Task -
Reproduce all the entries exactly.

Input rows -

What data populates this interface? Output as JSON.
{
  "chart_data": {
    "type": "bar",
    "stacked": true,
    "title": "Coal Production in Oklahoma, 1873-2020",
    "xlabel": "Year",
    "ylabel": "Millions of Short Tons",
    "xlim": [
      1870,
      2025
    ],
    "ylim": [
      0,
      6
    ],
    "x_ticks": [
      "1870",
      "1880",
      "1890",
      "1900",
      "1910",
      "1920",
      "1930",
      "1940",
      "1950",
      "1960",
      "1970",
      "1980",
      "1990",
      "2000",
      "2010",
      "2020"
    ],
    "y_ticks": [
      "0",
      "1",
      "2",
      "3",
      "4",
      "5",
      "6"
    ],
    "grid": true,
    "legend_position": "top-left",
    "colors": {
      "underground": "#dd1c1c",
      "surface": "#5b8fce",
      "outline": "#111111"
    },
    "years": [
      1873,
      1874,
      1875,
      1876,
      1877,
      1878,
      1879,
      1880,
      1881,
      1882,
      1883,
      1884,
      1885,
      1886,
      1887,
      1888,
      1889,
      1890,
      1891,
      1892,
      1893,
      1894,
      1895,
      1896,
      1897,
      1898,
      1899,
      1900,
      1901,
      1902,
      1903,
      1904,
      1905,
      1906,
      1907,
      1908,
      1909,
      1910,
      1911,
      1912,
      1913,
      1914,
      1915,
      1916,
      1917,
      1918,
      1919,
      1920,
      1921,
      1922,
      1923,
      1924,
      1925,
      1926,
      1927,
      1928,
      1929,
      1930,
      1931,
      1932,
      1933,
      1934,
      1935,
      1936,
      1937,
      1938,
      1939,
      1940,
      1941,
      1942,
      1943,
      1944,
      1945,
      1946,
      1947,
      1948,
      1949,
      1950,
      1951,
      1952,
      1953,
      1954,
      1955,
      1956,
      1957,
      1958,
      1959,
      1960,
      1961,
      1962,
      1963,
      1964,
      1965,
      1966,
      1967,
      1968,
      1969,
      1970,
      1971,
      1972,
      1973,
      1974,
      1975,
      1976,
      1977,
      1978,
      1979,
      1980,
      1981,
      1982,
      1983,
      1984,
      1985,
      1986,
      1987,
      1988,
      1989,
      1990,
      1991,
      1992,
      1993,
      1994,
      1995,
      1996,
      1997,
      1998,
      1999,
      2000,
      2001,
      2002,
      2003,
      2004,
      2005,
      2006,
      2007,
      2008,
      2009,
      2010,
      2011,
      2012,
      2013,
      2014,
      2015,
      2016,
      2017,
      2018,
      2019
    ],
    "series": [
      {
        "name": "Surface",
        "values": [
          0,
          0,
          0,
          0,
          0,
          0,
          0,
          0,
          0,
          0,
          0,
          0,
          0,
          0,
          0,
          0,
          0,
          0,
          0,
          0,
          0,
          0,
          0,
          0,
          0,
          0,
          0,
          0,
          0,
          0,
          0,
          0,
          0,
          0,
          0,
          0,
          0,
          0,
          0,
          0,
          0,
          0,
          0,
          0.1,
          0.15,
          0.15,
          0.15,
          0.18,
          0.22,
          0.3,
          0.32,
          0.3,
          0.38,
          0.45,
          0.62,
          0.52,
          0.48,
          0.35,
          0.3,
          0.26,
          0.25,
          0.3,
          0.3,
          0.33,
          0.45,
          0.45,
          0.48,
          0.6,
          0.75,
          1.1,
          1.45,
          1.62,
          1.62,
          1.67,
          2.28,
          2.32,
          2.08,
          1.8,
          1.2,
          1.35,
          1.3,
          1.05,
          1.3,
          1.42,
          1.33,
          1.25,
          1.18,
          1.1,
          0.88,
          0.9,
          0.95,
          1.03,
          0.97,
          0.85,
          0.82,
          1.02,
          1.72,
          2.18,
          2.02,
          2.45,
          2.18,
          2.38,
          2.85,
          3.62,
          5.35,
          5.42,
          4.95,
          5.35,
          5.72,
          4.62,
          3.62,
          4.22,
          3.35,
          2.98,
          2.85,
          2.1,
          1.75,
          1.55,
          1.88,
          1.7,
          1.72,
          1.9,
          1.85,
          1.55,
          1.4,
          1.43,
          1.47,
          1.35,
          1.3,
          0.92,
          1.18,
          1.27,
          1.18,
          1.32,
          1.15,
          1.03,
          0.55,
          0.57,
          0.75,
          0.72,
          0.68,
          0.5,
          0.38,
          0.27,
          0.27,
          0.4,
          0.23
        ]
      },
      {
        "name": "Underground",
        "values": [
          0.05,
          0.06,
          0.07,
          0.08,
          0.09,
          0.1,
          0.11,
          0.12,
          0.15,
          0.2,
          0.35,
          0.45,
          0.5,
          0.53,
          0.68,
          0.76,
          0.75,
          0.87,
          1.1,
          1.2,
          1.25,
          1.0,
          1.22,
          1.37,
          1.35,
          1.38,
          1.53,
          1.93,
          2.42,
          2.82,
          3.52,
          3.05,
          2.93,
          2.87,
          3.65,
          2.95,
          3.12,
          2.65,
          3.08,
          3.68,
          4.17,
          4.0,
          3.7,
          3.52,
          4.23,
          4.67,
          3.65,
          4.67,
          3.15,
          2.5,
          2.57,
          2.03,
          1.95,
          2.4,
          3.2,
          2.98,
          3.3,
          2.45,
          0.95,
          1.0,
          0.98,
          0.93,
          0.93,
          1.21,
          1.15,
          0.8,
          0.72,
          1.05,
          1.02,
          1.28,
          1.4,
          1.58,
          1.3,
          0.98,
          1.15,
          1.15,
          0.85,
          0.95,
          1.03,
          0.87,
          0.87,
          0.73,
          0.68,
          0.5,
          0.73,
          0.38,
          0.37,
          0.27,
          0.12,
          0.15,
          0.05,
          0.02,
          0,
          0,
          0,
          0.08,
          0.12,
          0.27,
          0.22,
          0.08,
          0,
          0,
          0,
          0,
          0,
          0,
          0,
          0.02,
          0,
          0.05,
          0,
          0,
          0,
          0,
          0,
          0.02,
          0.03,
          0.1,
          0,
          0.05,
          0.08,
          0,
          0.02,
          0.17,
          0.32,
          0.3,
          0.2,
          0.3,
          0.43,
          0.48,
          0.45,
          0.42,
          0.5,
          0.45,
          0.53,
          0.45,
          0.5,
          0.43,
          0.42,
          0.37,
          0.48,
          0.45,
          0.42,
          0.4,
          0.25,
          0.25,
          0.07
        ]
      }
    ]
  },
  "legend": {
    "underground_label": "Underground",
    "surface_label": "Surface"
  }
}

Solution to this task -
What data populates this interface? Output as JSON.
{
  "chart_data": {
    "type": "bar",
    "stacked": true,
    "title": "Coal Production in Oklahoma, 1873-2020",
    "xlabel": "Year",
    "ylabel": "Millions of Short Tons",
    "xlim": [
      1870,
      2025
    ],
    "ylim": [
      0,
      6
    ],
    "x_ticks": [
      "1870",
      "1880",
      "1890",
      "1900",
      "1910",
      "1920",
      "1930",
      "1940",
      "1950",
      "1960",
      "1970",
      "1980",
      "1990",
      "2000",
      "2010",
      "2020"
    ],
    "y_ticks": [
      "0",
      "1",
      "2",
      "3",
      "4",
      "5",
      "6"
    ],
    "grid": true,
    "legend_position": "top-left",
    "colors": {
      "underground": "#dd1c1c",
      "surface": "#5b8fce",
      "outline": "#111111"
    },
    "years": [
      1873,
      1874,
      1875,
      1876,
      1877,
      1878,
      1879,
      1880,
      1881,
      1882,
      1883,
      1884,
      1885,
      1886,
      1887,
      1888,
      1889,
      1890,
      1891,
      1892,
      1893,
      1894,
      1895,
      1896,
      1897,
      1898,
      1899,
      1900,
      1901,
      1902,
      1903,
      1904,
      1905,
      1906,
      1907,
      1908,
      1909,
      1910,
      1911,
      1912,
      1913,
      1914,
      1915,
      1916,
      1917,
      1918,
      1919,
      1920,
      1921,
      1922,
      1923,
      1924,
      1925,
      1926,
      1927,
      1928,
      1929,
      1930,
      1931,
      1932,
      1933,
      1934,
      1935,
      1936,
      1937,
      1938,
      1939,
      1940,
      1941,
      1942,
      1943,
      1944,
      1945,
      1946,
      1947,
      1948,
      1949,
      1950,
      1951,
      1952,
      1953,
      1954,
      1955,
      1956,
      1957,
      1958,
      1959,
      1960,
      1961,
      1962,
      1963,
      1964,
      1965,
      1966,
      1967,
      1968,
      1969,
      1970,
      1971,
      1972,
      1973,
      1974,
      1975,
      1976,
      1977,
      1978,
      1979,
      1980,
      1981,
      1982,
      1983,
      1984,
      1985,
      1986,
      1987,
      1988,
      1989,
      1990,
      1991,
      1992,
      1993,
      1994,
      1995,
      1996,
      1997,
      1998,
      1999,
      2000,
      2001,
      2002,
      2003,
      2004,
      2005,
      2006,
      2007,
      2008,
      2009,
      2010,
      2011,
      2012,
      2013,
      2014,
      2015,
      2016,
      2017,
      2018,
      2019
    ],
    "series": [
      {
        "name": "Surface",
        "values": [
          0,
          0,
          0,
          0,
          0,
          0,
          0,
          0,
          0,
          0,
          0,
          0,
          0,
          0,
          0,
          0,
          0,
          0,
          0,
          0,
          0,
          0,
          0,
          0,
          0,
          0,
          0,
          0,
          0,
          0,
          0,
          0,
          0,
          0,
          0,
          0,
          0,
          0,
          0,
          0,
          0,
          0,
          0,
          0.1,
          0.15,
          0.15,
          0.15,
          0.18,
          0.22,
          0.3,
          0.32,
          0.3,
          0.38,
          0.45,
          0.62,
          0.52,
          0.48,
          0.35,
          0.3,
          0.26,
          0.25,
          0.3,
          0.3,
          0.33,
          0.45,
          0.45,
          0.48,
          0.6,
          0.75,
          1.1,
          1.45,
          1.62,
          1.62,
          1.67,
          2.28,
          2.32,
          2.08,
          1.8,
          1.2,
          1.35,
          1.3,
          1.05,
          1.3,
          1.42,
          1.33,
          1.25,
          1.18,
          1.1,
          0.88,
          0.9,
          0.95,
          1.03,
          0.97,
          0.85,
          0.82,
          1.02,
          1.72,
          2.18,
          2.02,
          2.45,
          2.18,
          2.38,
          2.85,
          3.62,
          5.35,
          5.42,
          4.95,
          5.35,
          5.72,
          4.62,
          3.62,
          4.22,
          3.35,
          2.98,
          2.85,
          2.1,
          1.75,
          1.55,
          1.88,
          1.7,
          1.72,
          1.9,
          1.85,
          1.55,
          1.4,
          1.43,
          1.47,
          1.35,
          1.3,
          0.92,
          1.18,
          1.27,
          1.18,
          1.32,
          1.15,
          1.03,
          0.55,
          0.57,
          0.75,
          0.72,
          0.68,
          0.5,
          0.38,
          0.27,
          0.27,
          0.4,
          0.23
        ]
      },
      {
        "name": "Underground",
        "values": [
          0.05,
          0.06,
          0.07,
          0.08,
          0.09,
          0.1,
          0.11,
          0.12,
          0.15,
          0.2,
          0.35,
          0.45,
          0.5,
          0.53,
          0.68,
          0.76,
          0.75,
          0.87,
          1.1,
          1.2,
          1.25,
          1.0,
          1.22,
          1.37,
          1.35,
          1.38,
          1.53,
          1.93,
          2.42,
          2.82,
          3.52,
          3.05,
          2.93,
          2.87,
          3.65,
          2.95,
          3.12,
          2.65,
          3.08,
          3.68,
          4.17,
          4.0,
          3.7,
          3.52,
          4.23,
          4.67,
          3.65,
          4.67,
          3.15,
          2.5,
          2.57,
          2.03,
          1.95,
          2.4,
          3.2,
          2.98,
          3.3,
          2.45,
          0.95,
          1.0,
          0.98,
          0.93,
          0.93,
          1.21,
          1.15,
          0.8,
          0.72,
          1.05,
          1.02,
          1.28,
          1.4,
          1.58,
          1.3,
          0.98,
          1.15,
          1.15,
          0.85,
          0.95,
          1.03,
          0.87,
          0.87,
          0.73,
          0.68,
          0.5,
          0.73,
          0.38,
          0.37,
          0.27,
          0.12,
          0.15,
          0.05,
          0.02,
          0,
          0,
          0,
          0.08,
          0.12,
          0.27,
          0.22,
          0.08,
          0,
          0,
          0,
          0,
          0,
          0,
          0,
          0.02,
          0,
          0.05,
          0,
          0,
          0,
          0,
          0,
          0.02,
          0.03,
          0.1,
          0,
          0.05,
          0.08,
          0,
          0.02,
          0.17,
          0.32,
          0.3,
          0.2,
          0.3,
          0.43,
          0.48,
          0.45,
          0.42,
          0.5,
          0.45,
          0.53,
          0.45,
          0.5,
          0.43,
          0.42,
          0.37,
          0.48,
          0.45,
          0.42,
          0.4,
          0.25,
          0.25,
          0.07
        ]
      }
    ]
  },
  "legend": {
    "underground_label": "Underground",
    "surface_label": "Surface"
  }
}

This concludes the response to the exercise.